▸ AIM OF THE EXERCISE: Answer with one number: how many lines have "section".

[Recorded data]
┌──

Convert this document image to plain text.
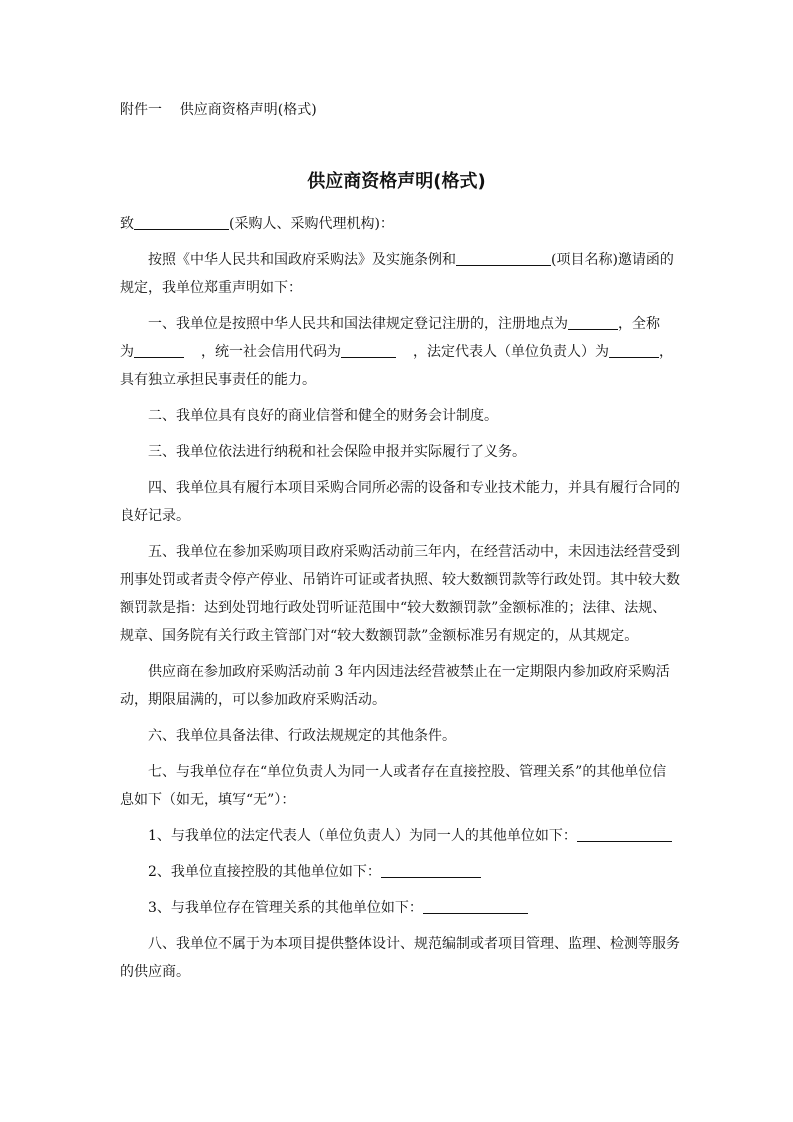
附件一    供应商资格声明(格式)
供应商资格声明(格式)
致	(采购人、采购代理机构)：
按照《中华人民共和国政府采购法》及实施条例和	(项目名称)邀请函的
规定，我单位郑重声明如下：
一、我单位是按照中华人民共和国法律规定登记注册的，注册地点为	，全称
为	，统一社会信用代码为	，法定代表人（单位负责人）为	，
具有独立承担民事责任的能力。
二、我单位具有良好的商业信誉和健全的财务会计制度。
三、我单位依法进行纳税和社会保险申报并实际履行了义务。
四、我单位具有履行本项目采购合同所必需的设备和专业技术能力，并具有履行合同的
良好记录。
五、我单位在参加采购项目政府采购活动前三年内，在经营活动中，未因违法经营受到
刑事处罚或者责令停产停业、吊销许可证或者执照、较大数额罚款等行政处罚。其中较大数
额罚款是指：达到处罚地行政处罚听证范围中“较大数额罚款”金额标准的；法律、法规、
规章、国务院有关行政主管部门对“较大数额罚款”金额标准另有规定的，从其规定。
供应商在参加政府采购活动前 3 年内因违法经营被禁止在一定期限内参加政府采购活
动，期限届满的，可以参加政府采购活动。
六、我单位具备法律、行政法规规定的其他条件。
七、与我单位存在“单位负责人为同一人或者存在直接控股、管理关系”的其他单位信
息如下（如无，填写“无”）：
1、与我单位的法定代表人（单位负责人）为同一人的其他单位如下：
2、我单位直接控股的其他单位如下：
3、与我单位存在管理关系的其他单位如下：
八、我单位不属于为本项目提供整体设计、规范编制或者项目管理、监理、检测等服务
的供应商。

└──
┌──

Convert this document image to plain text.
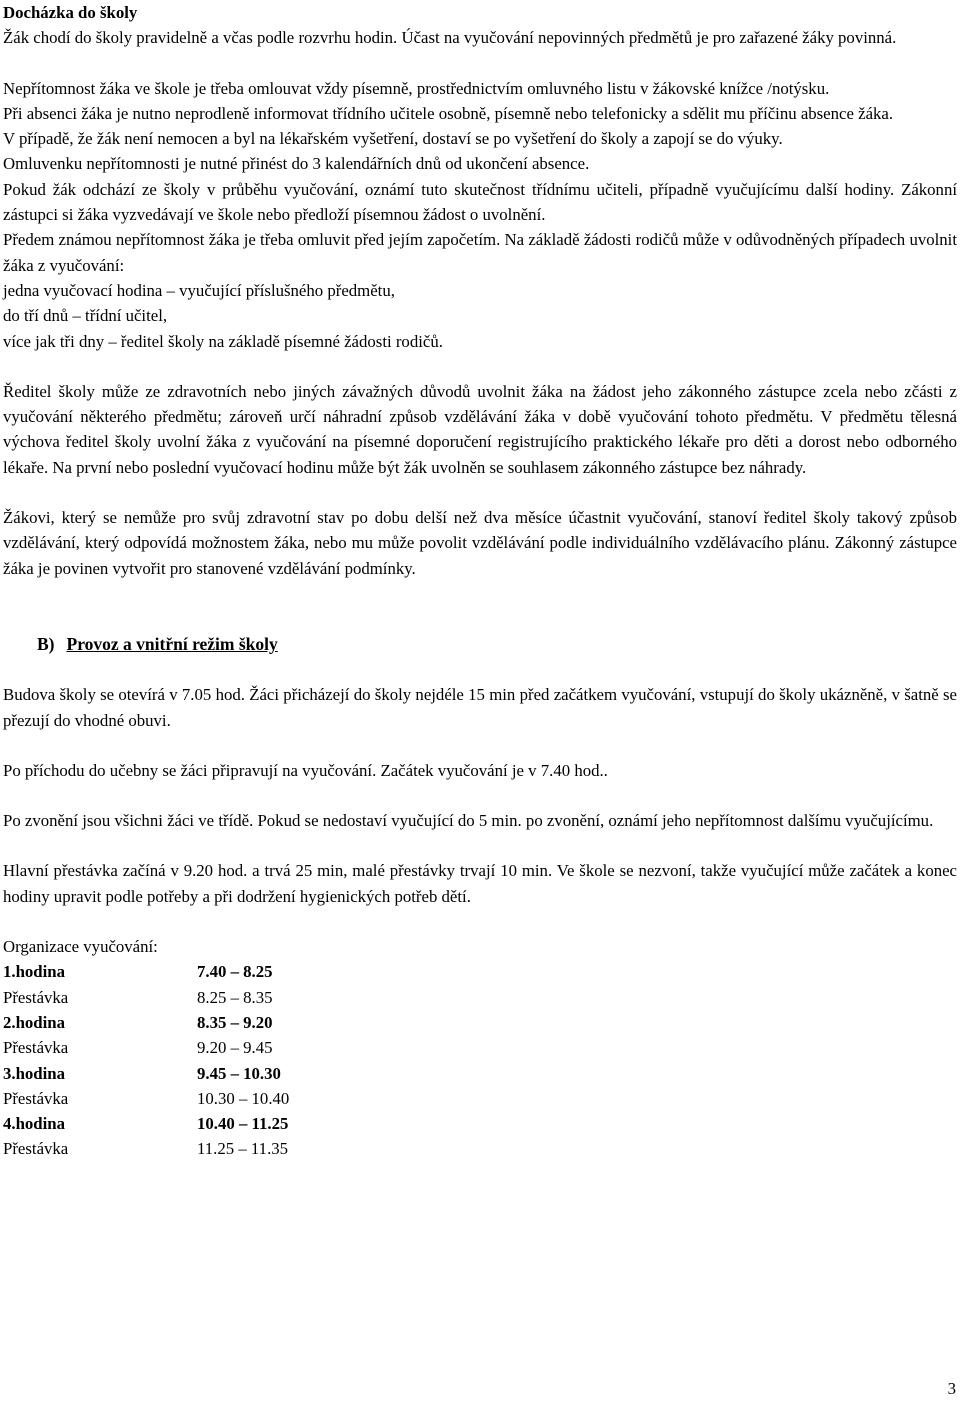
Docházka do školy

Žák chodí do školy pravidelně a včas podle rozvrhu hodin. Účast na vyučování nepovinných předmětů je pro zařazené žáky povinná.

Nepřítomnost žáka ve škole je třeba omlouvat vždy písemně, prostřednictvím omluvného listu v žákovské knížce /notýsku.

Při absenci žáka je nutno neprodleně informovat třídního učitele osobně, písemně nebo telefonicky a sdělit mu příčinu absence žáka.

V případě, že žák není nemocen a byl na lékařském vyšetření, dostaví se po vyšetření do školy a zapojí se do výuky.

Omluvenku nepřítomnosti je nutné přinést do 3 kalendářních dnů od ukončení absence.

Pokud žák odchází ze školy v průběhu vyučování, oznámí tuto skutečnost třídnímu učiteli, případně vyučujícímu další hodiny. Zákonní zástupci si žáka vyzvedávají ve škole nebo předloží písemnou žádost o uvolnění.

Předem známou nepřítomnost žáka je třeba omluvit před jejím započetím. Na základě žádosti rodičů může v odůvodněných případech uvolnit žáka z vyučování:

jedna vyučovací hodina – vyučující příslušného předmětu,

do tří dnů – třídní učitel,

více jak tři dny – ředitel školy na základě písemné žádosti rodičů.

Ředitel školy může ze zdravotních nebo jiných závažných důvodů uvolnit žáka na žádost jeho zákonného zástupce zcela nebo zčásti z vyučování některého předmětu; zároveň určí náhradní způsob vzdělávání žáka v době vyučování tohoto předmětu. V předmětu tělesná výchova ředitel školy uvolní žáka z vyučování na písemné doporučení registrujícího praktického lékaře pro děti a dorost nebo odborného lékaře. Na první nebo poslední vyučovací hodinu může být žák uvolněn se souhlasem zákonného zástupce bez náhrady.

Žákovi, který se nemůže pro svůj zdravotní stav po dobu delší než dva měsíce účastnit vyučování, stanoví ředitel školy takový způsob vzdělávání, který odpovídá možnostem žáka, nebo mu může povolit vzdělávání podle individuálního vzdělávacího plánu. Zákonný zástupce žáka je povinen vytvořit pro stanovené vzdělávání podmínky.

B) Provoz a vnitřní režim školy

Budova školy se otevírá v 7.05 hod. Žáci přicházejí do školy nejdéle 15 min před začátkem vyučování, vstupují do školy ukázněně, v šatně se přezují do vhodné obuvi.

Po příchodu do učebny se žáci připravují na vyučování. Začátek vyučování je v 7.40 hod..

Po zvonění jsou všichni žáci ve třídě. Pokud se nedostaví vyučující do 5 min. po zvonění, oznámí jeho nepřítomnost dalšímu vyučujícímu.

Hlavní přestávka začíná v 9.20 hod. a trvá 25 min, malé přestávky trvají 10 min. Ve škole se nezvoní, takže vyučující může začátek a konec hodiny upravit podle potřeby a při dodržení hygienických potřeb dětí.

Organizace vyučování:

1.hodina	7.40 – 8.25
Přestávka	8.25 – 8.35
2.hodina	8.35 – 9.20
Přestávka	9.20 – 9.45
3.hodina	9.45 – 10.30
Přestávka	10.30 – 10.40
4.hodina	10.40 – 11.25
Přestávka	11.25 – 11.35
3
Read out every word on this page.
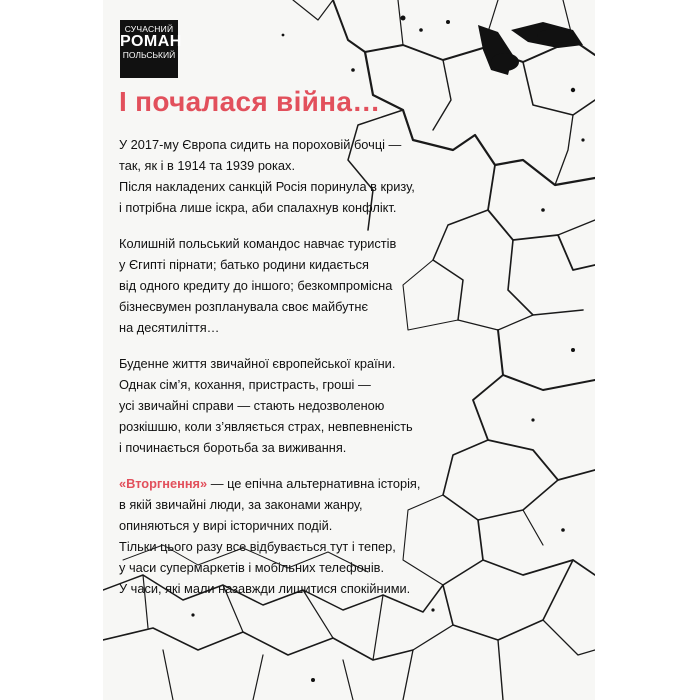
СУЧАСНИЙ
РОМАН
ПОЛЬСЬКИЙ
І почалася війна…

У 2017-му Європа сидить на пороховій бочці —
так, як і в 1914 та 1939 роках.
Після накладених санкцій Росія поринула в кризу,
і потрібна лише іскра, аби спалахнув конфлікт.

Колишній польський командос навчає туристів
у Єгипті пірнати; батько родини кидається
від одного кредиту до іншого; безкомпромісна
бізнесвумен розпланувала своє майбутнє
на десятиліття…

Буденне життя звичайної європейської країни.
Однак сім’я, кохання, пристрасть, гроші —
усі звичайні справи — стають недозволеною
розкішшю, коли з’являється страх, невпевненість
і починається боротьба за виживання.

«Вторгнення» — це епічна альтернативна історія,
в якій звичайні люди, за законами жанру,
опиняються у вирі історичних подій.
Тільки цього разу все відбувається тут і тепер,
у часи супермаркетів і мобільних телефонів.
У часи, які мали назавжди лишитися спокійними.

└──
┌──

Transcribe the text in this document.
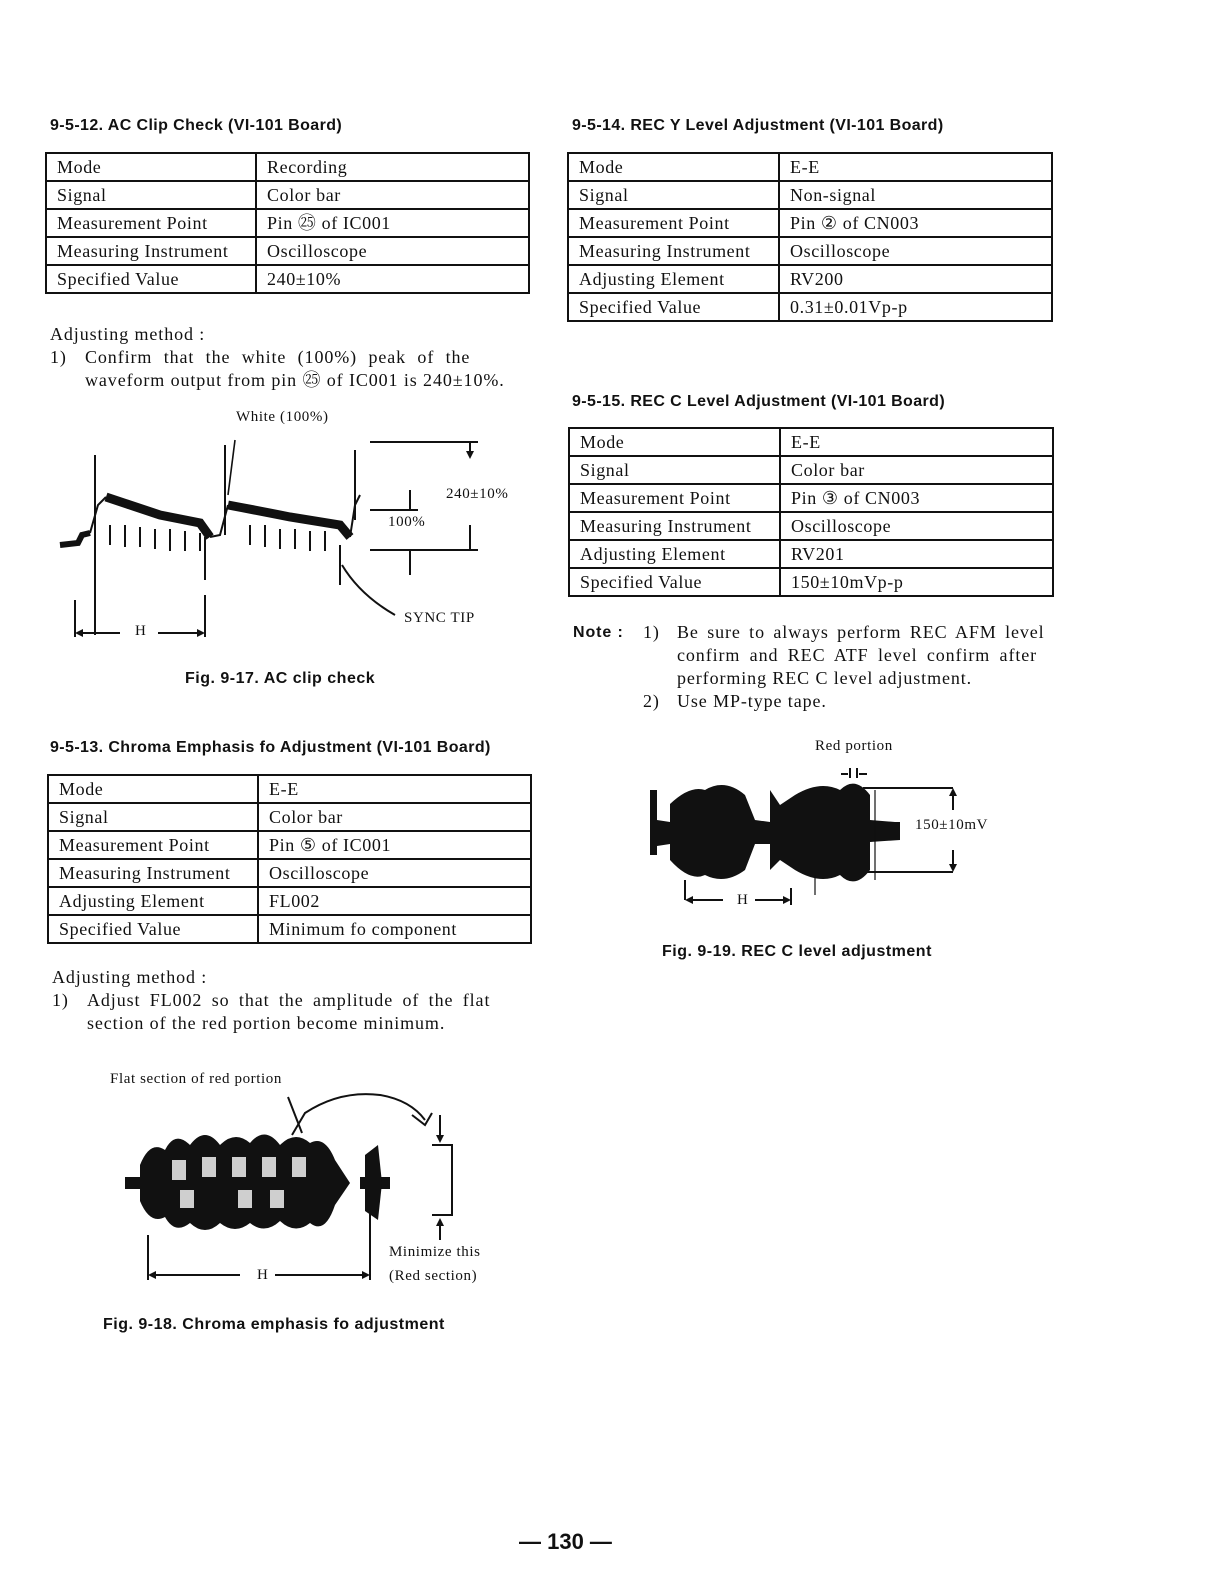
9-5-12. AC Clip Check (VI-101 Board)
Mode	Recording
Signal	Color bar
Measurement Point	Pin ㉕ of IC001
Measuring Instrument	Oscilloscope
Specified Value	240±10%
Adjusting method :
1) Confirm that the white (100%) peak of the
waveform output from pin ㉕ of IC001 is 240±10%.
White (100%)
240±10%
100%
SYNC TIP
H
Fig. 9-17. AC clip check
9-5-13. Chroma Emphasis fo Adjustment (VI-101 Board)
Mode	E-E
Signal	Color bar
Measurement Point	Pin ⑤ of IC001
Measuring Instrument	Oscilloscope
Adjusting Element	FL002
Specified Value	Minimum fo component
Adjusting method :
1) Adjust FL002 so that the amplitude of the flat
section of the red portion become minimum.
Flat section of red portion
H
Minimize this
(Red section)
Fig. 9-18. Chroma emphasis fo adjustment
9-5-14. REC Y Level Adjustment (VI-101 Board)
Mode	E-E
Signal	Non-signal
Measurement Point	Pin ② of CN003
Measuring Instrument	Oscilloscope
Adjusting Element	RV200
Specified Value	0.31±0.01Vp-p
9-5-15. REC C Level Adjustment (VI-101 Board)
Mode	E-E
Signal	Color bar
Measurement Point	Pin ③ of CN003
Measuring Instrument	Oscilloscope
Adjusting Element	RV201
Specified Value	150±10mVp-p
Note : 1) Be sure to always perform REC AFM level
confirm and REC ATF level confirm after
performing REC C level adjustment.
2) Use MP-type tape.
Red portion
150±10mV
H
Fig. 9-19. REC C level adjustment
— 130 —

└──

▸ CORRECT RESPONSE: 3